Stated problem: Set down all of the data exactly as it appears.

Records for this exercise:

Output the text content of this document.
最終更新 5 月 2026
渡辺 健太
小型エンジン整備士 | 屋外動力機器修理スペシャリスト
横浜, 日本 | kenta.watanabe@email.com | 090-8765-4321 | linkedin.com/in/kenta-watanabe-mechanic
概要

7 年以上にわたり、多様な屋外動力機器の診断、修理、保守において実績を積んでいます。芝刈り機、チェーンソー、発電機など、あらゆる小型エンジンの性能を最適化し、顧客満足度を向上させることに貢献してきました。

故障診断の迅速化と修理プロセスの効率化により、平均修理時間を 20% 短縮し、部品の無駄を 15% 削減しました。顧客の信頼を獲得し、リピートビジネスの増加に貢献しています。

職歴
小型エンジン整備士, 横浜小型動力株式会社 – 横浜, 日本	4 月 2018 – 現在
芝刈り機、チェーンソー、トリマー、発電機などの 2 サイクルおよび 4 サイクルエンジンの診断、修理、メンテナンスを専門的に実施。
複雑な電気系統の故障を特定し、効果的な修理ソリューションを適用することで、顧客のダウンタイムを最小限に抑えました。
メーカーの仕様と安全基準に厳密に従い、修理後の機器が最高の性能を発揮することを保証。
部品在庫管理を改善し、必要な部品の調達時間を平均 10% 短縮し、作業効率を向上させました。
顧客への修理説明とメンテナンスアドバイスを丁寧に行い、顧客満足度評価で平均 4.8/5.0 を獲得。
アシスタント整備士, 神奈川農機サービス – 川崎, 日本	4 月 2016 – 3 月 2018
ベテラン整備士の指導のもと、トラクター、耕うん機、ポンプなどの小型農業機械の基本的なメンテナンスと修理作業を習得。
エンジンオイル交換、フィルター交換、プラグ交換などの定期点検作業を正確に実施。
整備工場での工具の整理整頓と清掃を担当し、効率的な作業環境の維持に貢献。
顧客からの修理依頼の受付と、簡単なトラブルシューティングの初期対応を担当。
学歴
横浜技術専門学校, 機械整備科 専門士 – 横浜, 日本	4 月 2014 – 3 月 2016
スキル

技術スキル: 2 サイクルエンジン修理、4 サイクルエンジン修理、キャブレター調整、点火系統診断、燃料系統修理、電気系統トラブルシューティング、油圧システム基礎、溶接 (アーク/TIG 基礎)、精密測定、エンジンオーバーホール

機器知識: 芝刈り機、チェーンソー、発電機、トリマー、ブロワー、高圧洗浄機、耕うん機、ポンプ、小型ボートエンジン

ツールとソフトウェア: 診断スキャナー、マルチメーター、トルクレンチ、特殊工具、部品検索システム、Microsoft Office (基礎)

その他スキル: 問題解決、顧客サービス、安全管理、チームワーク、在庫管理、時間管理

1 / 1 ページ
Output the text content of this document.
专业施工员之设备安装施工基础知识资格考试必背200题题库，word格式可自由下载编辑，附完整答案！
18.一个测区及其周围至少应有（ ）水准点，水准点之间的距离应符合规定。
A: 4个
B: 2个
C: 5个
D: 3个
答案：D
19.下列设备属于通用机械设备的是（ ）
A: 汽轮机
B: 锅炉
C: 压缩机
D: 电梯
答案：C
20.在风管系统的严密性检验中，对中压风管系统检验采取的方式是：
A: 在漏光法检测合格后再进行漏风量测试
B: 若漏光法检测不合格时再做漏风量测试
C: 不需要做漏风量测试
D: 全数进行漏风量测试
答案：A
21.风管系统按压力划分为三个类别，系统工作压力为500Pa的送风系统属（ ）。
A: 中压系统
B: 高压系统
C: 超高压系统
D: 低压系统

Solution below:
Output the text content of this document.
最終更新 5 月 2026
渡辺 健太
小型エンジン整備士 | 屋外動力機器修理スペシャリスト
横浜, 日本 | kenta.watanabe@email.com | 090-8765-4321 | linkedin.com/in/kenta-watanabe-mechanic
概要

7 年以上にわたり、多様な屋外動力機器の診断、修理、保守において実績を積んでいます。芝刈り機、チェーンソー、発電機など、あらゆる小型エンジンの性能を最適化し、顧客満足度を向上させることに貢献してきました。

故障診断の迅速化と修理プロセスの効率化により、平均修理時間を 20% 短縮し、部品の無駄を 15% 削減しました。顧客の信頼を獲得し、リピートビジネスの増加に貢献しています。

職歴
小型エンジン整備士, 横浜小型動力株式会社 – 横浜, 日本	4 月 2018 – 現在
芝刈り機、チェーンソー、トリマー、発電機などの 2 サイクルおよび 4 サイクルエンジンの診断、修理、メンテナンスを専門的に実施。
複雑な電気系統の故障を特定し、効果的な修理ソリューションを適用することで、顧客のダウンタイムを最小限に抑えました。
メーカーの仕様と安全基準に厳密に従い、修理後の機器が最高の性能を発揮することを保証。
部品在庫管理を改善し、必要な部品の調達時間を平均 10% 短縮し、作業効率を向上させました。
顧客への修理説明とメンテナンスアドバイスを丁寧に行い、顧客満足度評価で平均 4.8/5.0 を獲得。
アシスタント整備士, 神奈川農機サービス – 川崎, 日本	4 月 2016 – 3 月 2018
ベテラン整備士の指導のもと、トラクター、耕うん機、ポンプなどの小型農業機械の基本的なメンテナンスと修理作業を習得。
エンジンオイル交換、フィルター交換、プラグ交換などの定期点検作業を正確に実施。
整備工場での工具の整理整頓と清掃を担当し、効率的な作業環境の維持に貢献。
顧客からの修理依頼の受付と、簡単なトラブルシューティングの初期対応を担当。
学歴
横浜技術専門学校, 機械整備科 専門士 – 横浜, 日本	4 月 2014 – 3 月 2016
スキル

技術スキル: 2 サイクルエンジン修理、4 サイクルエンジン修理、キャブレター調整、点火系統診断、燃料系統修理、電気系統トラブルシューティング、油圧システム基礎、溶接 (アーク/TIG 基礎)、精密測定、エンジンオーバーホール

機器知識: 芝刈り機、チェーンソー、発電機、トリマー、ブロワー、高圧洗浄機、耕うん機、ポンプ、小型ボートエンジン

ツールとソフトウェア: 診断スキャナー、マルチメーター、トルクレンチ、特殊工具、部品検索システム、Microsoft Office (基礎)

その他スキル: 問題解決、顧客サービス、安全管理、チームワーク、在庫管理、時間管理

1 / 1 ページ
Output the text content of this document.
专业施工员之设备安装施工基础知识资格考试必背200题题库，word格式可自由下载编辑，附完整答案！
18.一个测区及其周围至少应有（ ）水准点，水准点之间的距离应符合规定。
A: 4个
B: 2个
C: 5个
D: 3个
答案：D
19.下列设备属于通用机械设备的是（ ）
A: 汽轮机
B: 锅炉
C: 压缩机
D: 电梯
答案：C
20.在风管系统的严密性检验中，对中压风管系统检验采取的方式是：
A: 在漏光法检测合格后再进行漏风量测试
B: 若漏光法检测不合格时再做漏风量测试
C: 不需要做漏风量测试
D: 全数进行漏风量测试
答案：A
21.风管系统按压力划分为三个类别，系统工作压力为500Pa的送风系统属（ ）。
A: 中压系统
B: 高压系统
C: 超高压系统
D: 低压系统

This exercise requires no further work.